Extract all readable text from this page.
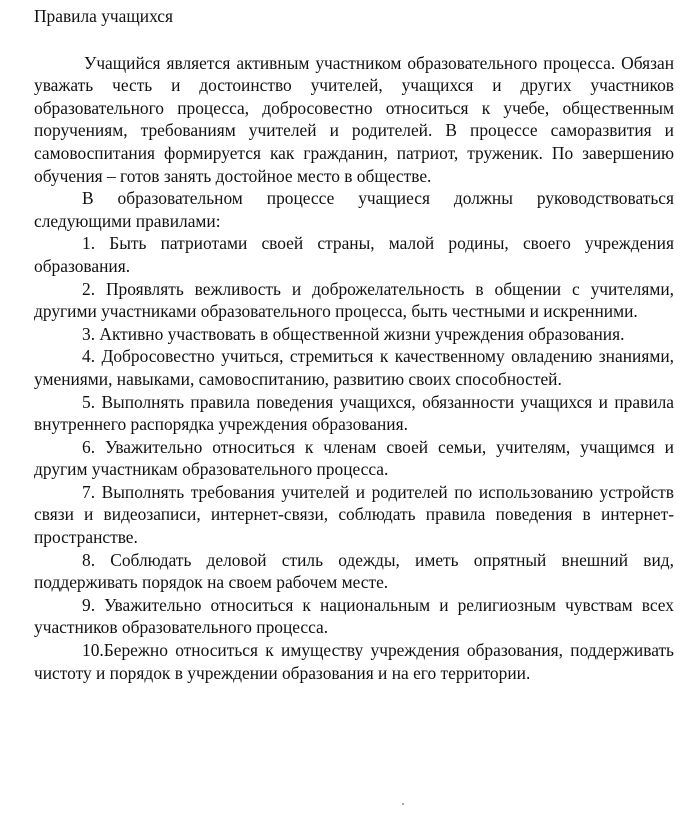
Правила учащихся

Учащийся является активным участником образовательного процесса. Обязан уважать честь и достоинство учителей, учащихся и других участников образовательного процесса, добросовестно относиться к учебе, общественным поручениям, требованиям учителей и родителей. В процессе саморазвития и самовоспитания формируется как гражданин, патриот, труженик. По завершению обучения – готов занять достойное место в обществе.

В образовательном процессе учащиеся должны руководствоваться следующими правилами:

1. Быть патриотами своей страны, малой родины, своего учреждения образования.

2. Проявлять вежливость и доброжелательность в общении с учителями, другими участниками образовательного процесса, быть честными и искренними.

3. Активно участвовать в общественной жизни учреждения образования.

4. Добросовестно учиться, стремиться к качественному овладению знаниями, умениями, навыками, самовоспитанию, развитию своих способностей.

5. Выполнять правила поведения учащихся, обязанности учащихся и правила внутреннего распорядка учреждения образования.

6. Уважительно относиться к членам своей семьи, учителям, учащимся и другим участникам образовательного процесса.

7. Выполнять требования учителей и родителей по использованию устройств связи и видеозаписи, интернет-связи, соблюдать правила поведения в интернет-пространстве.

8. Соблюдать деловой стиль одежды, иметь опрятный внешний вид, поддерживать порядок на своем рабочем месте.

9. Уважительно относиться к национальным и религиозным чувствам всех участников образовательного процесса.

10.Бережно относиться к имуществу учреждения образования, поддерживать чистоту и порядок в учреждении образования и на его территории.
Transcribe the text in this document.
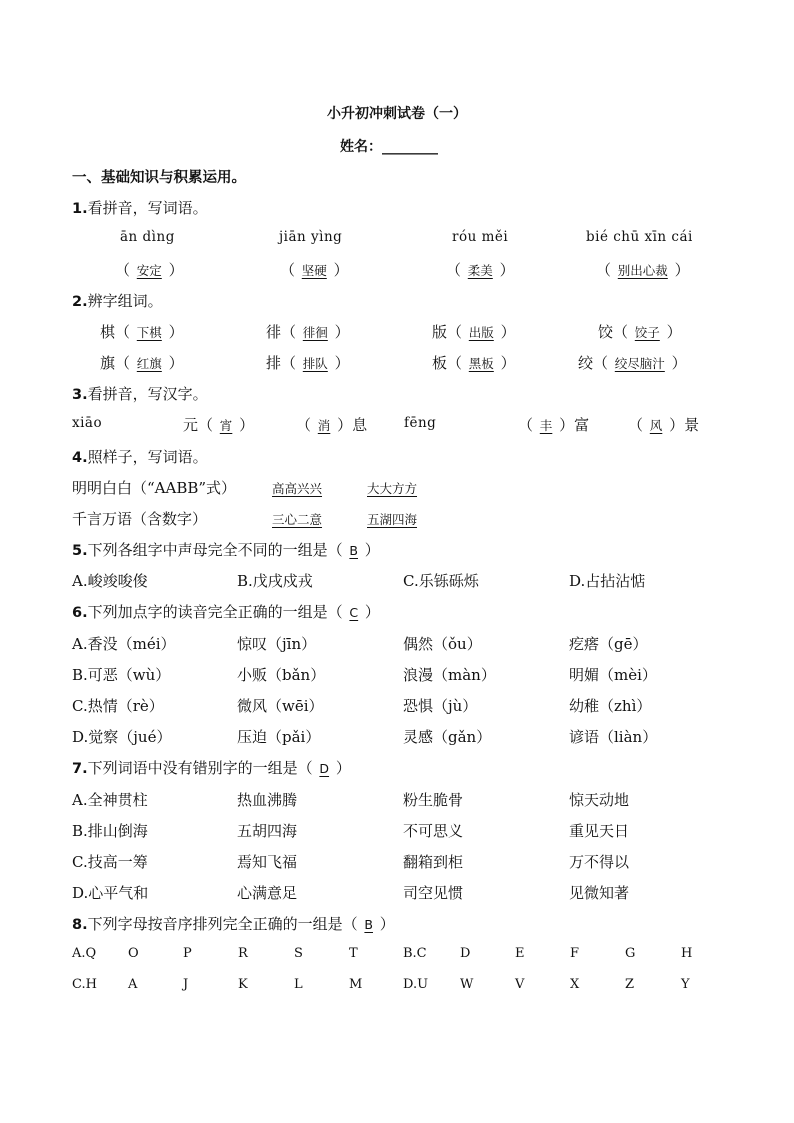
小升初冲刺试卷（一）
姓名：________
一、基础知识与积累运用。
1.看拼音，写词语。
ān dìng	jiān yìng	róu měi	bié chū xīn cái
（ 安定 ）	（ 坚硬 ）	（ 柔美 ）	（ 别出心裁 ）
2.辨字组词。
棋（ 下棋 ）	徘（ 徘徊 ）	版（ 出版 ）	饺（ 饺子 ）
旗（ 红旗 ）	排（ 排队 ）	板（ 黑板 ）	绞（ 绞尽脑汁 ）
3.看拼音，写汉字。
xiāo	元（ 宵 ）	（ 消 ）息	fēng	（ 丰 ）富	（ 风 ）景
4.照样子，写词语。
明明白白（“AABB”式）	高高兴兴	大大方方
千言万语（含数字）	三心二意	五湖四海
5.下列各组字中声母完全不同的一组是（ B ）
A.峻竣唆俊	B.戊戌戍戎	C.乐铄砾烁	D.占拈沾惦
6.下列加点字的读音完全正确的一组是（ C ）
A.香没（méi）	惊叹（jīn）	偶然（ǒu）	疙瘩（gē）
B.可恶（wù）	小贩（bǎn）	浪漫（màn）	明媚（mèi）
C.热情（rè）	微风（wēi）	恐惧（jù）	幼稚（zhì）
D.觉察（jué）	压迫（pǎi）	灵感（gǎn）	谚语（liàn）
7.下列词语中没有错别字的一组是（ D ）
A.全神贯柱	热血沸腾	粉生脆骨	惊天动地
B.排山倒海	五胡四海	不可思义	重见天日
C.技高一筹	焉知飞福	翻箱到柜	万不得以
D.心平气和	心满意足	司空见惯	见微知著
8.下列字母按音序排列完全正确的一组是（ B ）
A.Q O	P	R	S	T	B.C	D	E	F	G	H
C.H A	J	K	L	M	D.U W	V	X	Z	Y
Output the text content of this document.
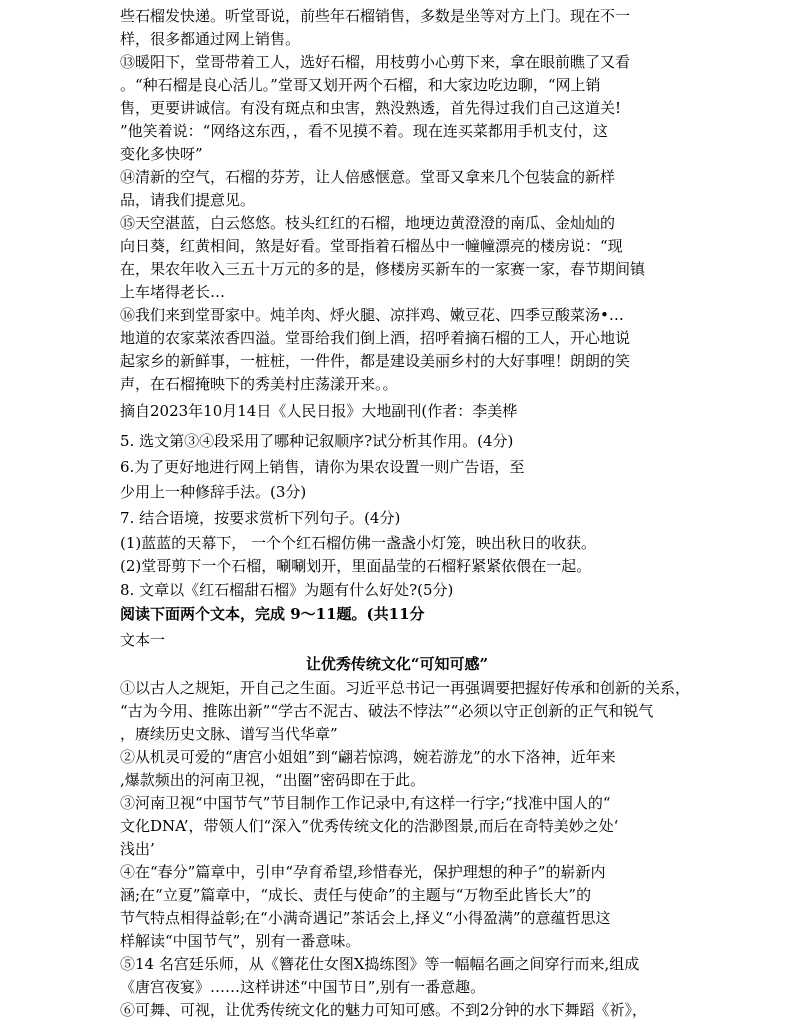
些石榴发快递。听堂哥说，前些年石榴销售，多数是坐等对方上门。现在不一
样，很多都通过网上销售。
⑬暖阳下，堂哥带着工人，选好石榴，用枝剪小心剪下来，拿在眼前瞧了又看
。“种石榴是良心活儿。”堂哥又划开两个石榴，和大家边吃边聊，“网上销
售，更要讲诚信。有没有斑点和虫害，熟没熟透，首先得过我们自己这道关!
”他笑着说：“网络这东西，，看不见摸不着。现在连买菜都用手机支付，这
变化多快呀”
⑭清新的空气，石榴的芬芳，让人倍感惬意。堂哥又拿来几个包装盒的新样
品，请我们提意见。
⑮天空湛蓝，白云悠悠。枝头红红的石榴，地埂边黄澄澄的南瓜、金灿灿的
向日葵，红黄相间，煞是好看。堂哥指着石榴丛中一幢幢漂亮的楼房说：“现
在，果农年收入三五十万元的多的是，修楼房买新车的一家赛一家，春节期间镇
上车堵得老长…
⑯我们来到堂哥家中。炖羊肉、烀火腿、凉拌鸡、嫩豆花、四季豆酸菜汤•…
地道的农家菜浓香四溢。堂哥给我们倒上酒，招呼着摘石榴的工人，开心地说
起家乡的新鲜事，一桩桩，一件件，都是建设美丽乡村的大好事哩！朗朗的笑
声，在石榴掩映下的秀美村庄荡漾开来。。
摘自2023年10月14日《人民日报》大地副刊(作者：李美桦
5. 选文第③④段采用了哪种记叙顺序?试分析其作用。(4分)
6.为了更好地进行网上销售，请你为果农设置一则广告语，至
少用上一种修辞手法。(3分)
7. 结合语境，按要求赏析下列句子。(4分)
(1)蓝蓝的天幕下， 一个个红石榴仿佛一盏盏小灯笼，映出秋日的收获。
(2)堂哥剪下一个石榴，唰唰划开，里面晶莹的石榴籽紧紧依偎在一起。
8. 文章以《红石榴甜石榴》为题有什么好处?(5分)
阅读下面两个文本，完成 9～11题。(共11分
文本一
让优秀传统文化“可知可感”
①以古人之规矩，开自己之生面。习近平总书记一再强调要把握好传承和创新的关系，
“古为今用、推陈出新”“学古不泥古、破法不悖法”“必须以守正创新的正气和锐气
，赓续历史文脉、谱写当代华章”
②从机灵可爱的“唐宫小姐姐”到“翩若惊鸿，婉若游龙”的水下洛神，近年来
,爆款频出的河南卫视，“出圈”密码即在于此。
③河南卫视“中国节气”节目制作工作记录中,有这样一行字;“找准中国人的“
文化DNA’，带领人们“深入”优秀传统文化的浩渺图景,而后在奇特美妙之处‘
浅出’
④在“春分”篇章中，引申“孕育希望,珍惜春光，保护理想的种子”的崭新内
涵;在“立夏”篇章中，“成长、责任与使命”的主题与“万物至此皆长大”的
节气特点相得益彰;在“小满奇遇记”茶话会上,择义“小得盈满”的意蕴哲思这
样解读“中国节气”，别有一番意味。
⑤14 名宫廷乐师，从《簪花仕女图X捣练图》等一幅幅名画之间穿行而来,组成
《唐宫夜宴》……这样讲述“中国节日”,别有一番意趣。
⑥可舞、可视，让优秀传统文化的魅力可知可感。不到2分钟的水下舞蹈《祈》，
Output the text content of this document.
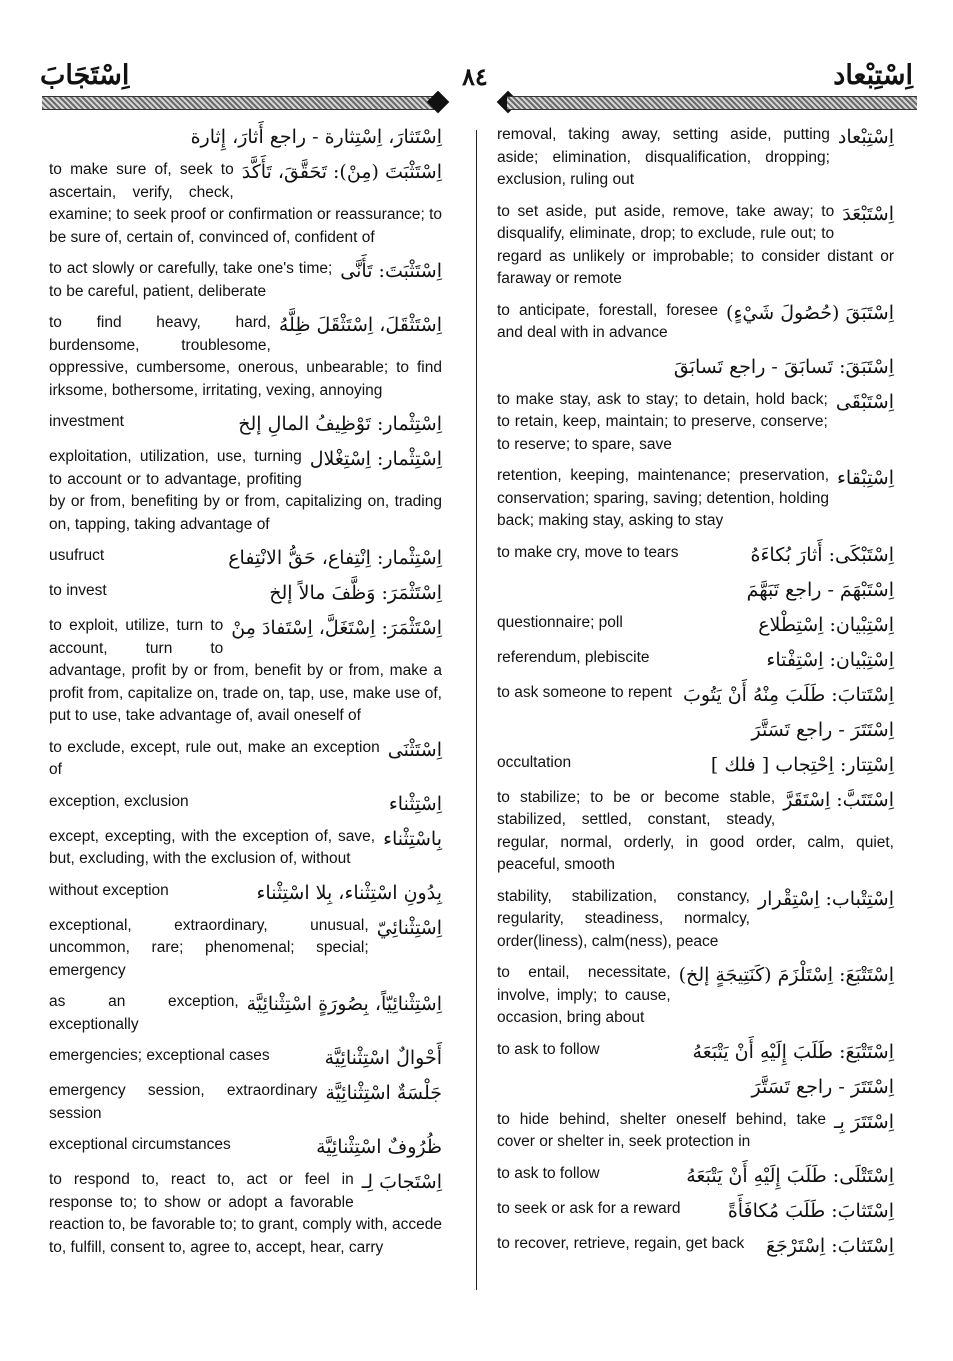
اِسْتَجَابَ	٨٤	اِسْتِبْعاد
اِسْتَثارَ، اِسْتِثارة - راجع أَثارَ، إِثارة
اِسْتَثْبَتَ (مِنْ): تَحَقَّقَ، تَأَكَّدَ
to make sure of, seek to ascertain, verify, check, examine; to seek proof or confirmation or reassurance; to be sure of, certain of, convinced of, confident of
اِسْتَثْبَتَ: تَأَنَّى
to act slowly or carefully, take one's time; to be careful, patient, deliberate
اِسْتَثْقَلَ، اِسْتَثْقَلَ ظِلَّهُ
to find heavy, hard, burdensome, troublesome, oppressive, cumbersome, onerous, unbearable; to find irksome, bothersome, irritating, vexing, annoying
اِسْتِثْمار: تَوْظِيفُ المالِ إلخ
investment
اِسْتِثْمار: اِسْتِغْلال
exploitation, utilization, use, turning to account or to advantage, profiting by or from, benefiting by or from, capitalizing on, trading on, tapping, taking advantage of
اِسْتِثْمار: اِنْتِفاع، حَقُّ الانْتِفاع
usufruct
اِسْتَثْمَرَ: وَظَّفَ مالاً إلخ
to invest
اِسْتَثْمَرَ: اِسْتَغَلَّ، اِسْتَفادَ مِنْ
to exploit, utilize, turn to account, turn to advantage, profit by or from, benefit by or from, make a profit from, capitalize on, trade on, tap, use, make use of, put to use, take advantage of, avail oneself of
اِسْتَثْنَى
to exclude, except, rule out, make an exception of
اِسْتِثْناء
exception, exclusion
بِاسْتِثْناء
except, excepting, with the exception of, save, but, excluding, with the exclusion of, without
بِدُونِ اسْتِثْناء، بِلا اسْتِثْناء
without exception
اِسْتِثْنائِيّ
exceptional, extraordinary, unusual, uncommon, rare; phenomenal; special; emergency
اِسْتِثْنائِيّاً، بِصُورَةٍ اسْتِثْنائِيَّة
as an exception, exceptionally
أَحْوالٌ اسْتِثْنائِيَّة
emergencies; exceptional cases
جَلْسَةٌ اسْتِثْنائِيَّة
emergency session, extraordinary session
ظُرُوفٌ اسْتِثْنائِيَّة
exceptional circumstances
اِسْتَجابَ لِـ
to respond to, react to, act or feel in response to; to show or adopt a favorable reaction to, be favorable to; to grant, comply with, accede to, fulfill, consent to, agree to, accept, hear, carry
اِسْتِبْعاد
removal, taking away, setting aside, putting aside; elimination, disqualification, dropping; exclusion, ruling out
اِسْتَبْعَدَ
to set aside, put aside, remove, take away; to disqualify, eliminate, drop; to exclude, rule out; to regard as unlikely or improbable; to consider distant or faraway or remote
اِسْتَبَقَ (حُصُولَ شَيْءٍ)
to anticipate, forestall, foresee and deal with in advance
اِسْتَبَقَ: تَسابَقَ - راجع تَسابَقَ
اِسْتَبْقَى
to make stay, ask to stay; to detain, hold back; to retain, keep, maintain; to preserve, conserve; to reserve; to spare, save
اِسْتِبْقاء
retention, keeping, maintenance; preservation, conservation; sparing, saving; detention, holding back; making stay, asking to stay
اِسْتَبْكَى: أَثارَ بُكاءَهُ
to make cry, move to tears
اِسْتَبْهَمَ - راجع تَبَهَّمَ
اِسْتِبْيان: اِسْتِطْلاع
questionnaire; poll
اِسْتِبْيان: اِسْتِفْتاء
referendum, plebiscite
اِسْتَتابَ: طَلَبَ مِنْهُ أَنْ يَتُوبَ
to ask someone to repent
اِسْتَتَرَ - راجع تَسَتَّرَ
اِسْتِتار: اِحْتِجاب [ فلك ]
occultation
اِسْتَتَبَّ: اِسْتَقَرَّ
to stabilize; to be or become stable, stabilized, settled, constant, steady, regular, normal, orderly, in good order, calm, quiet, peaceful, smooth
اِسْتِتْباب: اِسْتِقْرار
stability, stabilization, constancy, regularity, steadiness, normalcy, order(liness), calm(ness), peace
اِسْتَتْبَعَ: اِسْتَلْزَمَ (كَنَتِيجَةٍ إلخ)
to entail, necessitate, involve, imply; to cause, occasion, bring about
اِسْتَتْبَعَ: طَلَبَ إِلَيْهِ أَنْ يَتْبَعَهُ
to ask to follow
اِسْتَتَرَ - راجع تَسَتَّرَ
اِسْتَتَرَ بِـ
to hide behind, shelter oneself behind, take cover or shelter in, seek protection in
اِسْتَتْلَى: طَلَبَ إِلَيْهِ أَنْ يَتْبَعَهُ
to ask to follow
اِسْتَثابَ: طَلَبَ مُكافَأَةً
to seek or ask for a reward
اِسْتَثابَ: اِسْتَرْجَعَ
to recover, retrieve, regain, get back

→ Problem details: Search the listing for the word "calm". Copy every line in which it occurs.

→ Finished task:
to stabilize; to be or become stable, stabilized, settled, constant, steady, regular, normal, orderly, in good order, calm, quiet, peaceful, smooth
stability, stabilization, constancy, regularity, steadiness, normalcy, order(liness), calm(ness), peace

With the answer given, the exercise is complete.